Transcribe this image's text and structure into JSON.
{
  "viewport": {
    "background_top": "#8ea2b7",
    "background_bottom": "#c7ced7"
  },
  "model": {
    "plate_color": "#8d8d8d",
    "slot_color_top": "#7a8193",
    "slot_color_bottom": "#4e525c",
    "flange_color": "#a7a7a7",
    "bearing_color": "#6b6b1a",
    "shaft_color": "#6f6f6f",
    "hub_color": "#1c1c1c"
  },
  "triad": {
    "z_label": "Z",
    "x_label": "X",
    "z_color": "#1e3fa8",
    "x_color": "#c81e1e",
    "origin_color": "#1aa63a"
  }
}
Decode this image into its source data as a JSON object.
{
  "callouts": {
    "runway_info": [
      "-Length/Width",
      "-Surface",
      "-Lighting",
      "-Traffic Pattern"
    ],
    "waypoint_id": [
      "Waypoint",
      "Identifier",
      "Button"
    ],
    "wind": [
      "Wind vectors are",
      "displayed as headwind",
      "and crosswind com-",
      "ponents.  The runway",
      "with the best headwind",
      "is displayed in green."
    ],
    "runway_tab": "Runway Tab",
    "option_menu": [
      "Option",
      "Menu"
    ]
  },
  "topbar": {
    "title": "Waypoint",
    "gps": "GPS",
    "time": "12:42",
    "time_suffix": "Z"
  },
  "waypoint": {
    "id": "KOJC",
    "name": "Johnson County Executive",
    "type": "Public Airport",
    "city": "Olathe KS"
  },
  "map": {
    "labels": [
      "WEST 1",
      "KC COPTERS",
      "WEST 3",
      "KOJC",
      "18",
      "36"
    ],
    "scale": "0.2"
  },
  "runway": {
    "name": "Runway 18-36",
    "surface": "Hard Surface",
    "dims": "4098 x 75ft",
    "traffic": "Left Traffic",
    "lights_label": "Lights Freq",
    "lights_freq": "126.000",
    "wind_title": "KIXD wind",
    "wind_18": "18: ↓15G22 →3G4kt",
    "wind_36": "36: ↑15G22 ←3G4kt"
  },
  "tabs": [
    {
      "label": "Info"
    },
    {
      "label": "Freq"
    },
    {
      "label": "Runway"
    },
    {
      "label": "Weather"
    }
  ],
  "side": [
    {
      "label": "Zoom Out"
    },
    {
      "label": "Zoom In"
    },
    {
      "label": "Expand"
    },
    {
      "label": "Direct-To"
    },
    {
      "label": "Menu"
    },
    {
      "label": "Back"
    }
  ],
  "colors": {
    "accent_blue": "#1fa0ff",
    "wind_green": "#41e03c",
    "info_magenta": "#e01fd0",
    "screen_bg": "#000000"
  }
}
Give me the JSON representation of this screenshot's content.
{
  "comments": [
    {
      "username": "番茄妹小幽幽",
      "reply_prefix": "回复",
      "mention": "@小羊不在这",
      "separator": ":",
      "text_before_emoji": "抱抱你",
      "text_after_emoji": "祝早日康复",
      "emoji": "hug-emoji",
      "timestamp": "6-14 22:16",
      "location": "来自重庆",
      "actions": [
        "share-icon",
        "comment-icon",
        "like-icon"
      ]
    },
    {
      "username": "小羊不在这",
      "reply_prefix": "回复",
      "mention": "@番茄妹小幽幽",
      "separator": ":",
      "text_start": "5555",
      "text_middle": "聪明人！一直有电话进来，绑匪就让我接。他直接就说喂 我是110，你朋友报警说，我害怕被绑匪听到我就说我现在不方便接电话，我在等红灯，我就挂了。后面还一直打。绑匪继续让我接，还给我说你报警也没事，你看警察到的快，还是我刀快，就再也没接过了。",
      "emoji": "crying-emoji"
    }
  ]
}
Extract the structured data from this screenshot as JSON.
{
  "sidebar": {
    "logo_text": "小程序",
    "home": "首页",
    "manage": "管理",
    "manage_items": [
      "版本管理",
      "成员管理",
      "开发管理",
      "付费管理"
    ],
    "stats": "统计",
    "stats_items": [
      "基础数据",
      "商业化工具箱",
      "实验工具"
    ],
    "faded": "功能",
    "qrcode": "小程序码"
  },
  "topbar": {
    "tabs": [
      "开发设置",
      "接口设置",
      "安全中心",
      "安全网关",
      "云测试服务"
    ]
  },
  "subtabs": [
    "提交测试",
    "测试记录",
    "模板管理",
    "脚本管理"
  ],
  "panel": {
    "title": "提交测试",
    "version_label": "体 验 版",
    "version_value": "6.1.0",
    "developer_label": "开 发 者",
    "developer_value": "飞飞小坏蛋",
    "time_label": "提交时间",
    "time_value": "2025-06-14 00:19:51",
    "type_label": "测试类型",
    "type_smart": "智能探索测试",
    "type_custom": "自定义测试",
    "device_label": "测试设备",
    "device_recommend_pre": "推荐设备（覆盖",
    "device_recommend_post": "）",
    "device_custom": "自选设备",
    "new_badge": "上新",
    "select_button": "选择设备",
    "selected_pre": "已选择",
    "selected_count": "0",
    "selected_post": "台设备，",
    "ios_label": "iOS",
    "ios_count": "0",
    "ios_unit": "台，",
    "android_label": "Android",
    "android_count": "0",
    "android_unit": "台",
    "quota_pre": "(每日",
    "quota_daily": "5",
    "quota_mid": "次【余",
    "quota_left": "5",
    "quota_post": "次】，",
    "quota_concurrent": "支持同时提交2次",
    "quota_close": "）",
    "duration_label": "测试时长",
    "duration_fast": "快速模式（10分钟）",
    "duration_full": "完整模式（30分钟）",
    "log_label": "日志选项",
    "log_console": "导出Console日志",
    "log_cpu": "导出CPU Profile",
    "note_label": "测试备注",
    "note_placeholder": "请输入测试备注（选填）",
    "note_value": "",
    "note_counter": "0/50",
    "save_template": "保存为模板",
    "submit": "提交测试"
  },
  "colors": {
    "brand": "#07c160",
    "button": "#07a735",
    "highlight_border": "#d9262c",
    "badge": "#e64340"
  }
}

■ ■ ■ ■

* _Given instruction_:
Write out the listing once more, matching it exactly.

* _Reply to the task_:
Transcribe this image's text and structure into JSON.
{
  "viewport": {
    "background_top": "#8ea2b7",
    "background_bottom": "#c7ced7"
  },
  "model": {
    "plate_color": "#8d8d8d",
    "slot_color_top": "#7a8193",
    "slot_color_bottom": "#4e525c",
    "flange_color": "#a7a7a7",
    "bearing_color": "#6b6b1a",
    "shaft_color": "#6f6f6f",
    "hub_color": "#1c1c1c"
  },
  "triad": {
    "z_label": "Z",
    "x_label": "X",
    "z_color": "#1e3fa8",
    "x_color": "#c81e1e",
    "origin_color": "#1aa63a"
  }
}
Decode this image into its source data as a JSON object.
{
  "callouts": {
    "runway_info": [
      "-Length/Width",
      "-Surface",
      "-Lighting",
      "-Traffic Pattern"
    ],
    "waypoint_id": [
      "Waypoint",
      "Identifier",
      "Button"
    ],
    "wind": [
      "Wind vectors are",
      "displayed as headwind",
      "and crosswind com-",
      "ponents.  The runway",
      "with the best headwind",
      "is displayed in green."
    ],
    "runway_tab": "Runway Tab",
    "option_menu": [
      "Option",
      "Menu"
    ]
  },
  "topbar": {
    "title": "Waypoint",
    "gps": "GPS",
    "time": "12:42",
    "time_suffix": "Z"
  },
  "waypoint": {
    "id": "KOJC",
    "name": "Johnson County Executive",
    "type": "Public Airport",
    "city": "Olathe KS"
  },
  "map": {
    "labels": [
      "WEST 1",
      "KC COPTERS",
      "WEST 3",
      "KOJC",
      "18",
      "36"
    ],
    "scale": "0.2"
  },
  "runway": {
    "name": "Runway 18-36",
    "surface": "Hard Surface",
    "dims": "4098 x 75ft",
    "traffic": "Left Traffic",
    "lights_label": "Lights Freq",
    "lights_freq": "126.000",
    "wind_title": "KIXD wind",
    "wind_18": "18: ↓15G22 →3G4kt",
    "wind_36": "36: ↑15G22 ←3G4kt"
  },
  "tabs": [
    {
      "label": "Info"
    },
    {
      "label": "Freq"
    },
    {
      "label": "Runway"
    },
    {
      "label": "Weather"
    }
  ],
  "side": [
    {
      "label": "Zoom Out"
    },
    {
      "label": "Zoom In"
    },
    {
      "label": "Expand"
    },
    {
      "label": "Direct-To"
    },
    {
      "label": "Menu"
    },
    {
      "label": "Back"
    }
  ],
  "colors": {
    "accent_blue": "#1fa0ff",
    "wind_green": "#41e03c",
    "info_magenta": "#e01fd0",
    "screen_bg": "#000000"
  }
}
Give me the JSON representation of this screenshot's content.
{
  "comments": [
    {
      "username": "番茄妹小幽幽",
      "reply_prefix": "回复",
      "mention": "@小羊不在这",
      "separator": ":",
      "text_before_emoji": "抱抱你",
      "text_after_emoji": "祝早日康复",
      "emoji": "hug-emoji",
      "timestamp": "6-14 22:16",
      "location": "来自重庆",
      "actions": [
        "share-icon",
        "comment-icon",
        "like-icon"
      ]
    },
    {
      "username": "小羊不在这",
      "reply_prefix": "回复",
      "mention": "@番茄妹小幽幽",
      "separator": ":",
      "text_start": "5555",
      "text_middle": "聪明人！一直有电话进来，绑匪就让我接。他直接就说喂 我是110，你朋友报警说，我害怕被绑匪听到我就说我现在不方便接电话，我在等红灯，我就挂了。后面还一直打。绑匪继续让我接，还给我说你报警也没事，你看警察到的快，还是我刀快，就再也没接过了。",
      "emoji": "crying-emoji"
    }
  ]
}
Extract the structured data from this screenshot as JSON.
{
  "sidebar": {
    "logo_text": "小程序",
    "home": "首页",
    "manage": "管理",
    "manage_items": [
      "版本管理",
      "成员管理",
      "开发管理",
      "付费管理"
    ],
    "stats": "统计",
    "stats_items": [
      "基础数据",
      "商业化工具箱",
      "实验工具"
    ],
    "faded": "功能",
    "qrcode": "小程序码"
  },
  "topbar": {
    "tabs": [
      "开发设置",
      "接口设置",
      "安全中心",
      "安全网关",
      "云测试服务"
    ]
  },
  "subtabs": [
    "提交测试",
    "测试记录",
    "模板管理",
    "脚本管理"
  ],
  "panel": {
    "title": "提交测试",
    "version_label": "体 验 版",
    "version_value": "6.1.0",
    "developer_label": "开 发 者",
    "developer_value": "飞飞小坏蛋",
    "time_label": "提交时间",
    "time_value": "2025-06-14 00:19:51",
    "type_label": "测试类型",
    "type_smart": "智能探索测试",
    "type_custom": "自定义测试",
    "device_label": "测试设备",
    "device_recommend_pre": "推荐设备（覆盖",
    "device_recommend_post": "）",
    "device_custom": "自选设备",
    "new_badge": "上新",
    "select_button": "选择设备",
    "selected_pre": "已选择",
    "selected_count": "0",
    "selected_post": "台设备，",
    "ios_label": "iOS",
    "ios_count": "0",
    "ios_unit": "台，",
    "android_label": "Android",
    "android_count": "0",
    "android_unit": "台",
    "quota_pre": "(每日",
    "quota_daily": "5",
    "quota_mid": "次【余",
    "quota_left": "5",
    "quota_post": "次】，",
    "quota_concurrent": "支持同时提交2次",
    "quota_close": "）",
    "duration_label": "测试时长",
    "duration_fast": "快速模式（10分钟）",
    "duration_full": "完整模式（30分钟）",
    "log_label": "日志选项",
    "log_console": "导出Console日志",
    "log_cpu": "导出CPU Profile",
    "note_label": "测试备注",
    "note_placeholder": "请输入测试备注（选填）",
    "note_value": "",
    "note_counter": "0/50",
    "save_template": "保存为模板",
    "submit": "提交测试"
  },
  "colors": {
    "brand": "#07c160",
    "button": "#07a735",
    "highlight_border": "#d9262c",
    "badge": "#e64340"
  }
}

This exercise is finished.